» **Your tasks**
1 > In the exercise text, which responses are missing from the historical survey data?
2 > For each statement below, say whether it agrees with the exercise text. Answer yes or no and quote the words from the text that decide it. (a) The survey data are anonymised. (b) The data hold responses only from USMR students. (c) Using count(variable) gives different information from making a table.
3 > Print the part of the exercise text that begins at the words "Data manipulation &" and stops after the words "in your environment.".

» **Passage shown**
While you’re at it - pick your favourite colour scheme for RStudio and change that too!

Data manipulation & visualisation

Data: Past Surveys
In the last few years, we have asked students of the statistics courses in the Psychology department to fill out a little survey.
Anonymised data are available at https://uoepsy.github.io/data/surveydata_historical.csv.

Note: this does not contain the responses from this year.

Question 1

Read in the data, giving it a name to store it in your environment.

Question 2

How many previous USMR students are born in the same month as you?

  • The data contains students from some of the other statistics courses we teach, so this will involve filtering your data to USMR students first.
  • In tidyverse you can make a table using ... |> select(variable) |> table()
  • You can also try ... |> count(variable) to get the same information.

» **Source material**
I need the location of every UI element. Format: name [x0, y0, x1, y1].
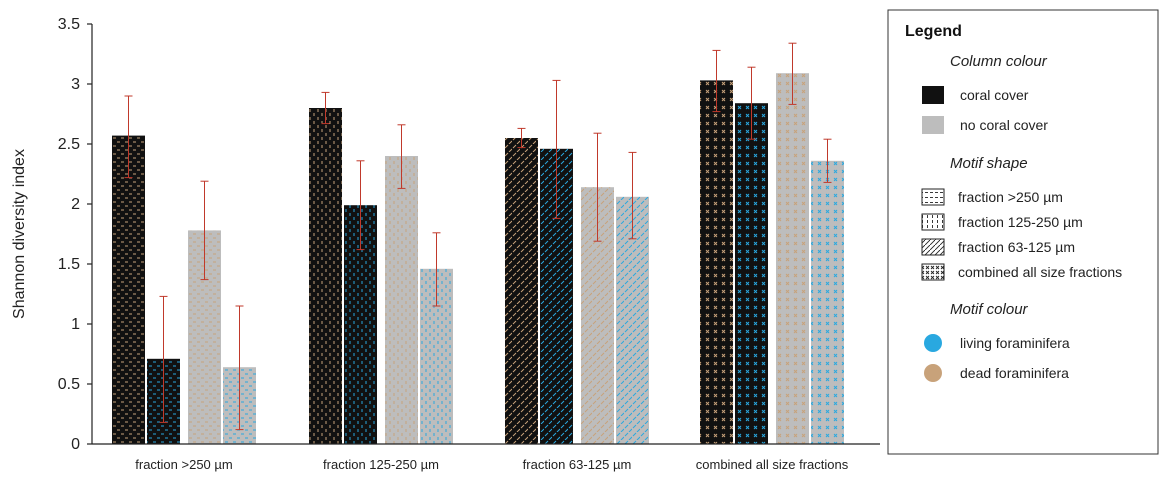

» **Responses to the exercise**
1 > The data do not contain the responses from this year.

2 >
(a) Yes: "Anonymised data are available at https://uoepsy.github.io/data/surveydata_historical.csv."
(b) No: "The data contains students from some of the other statistics courses we teach"
(c) No: "You can also try ... |> count(variable) to get the same information."

3 >
Data manipulation & visualisation

Data: Past Surveys
In the last few years, we have asked students of the statistics courses in the Psychology department to fill out a little survey.
Anonymised data are available at https://uoepsy.github.io/data/surveydata_historical.csv.

Note: this does not contain the responses from this year.

Question 1

Read in the data, giving it a name to store it in your environment.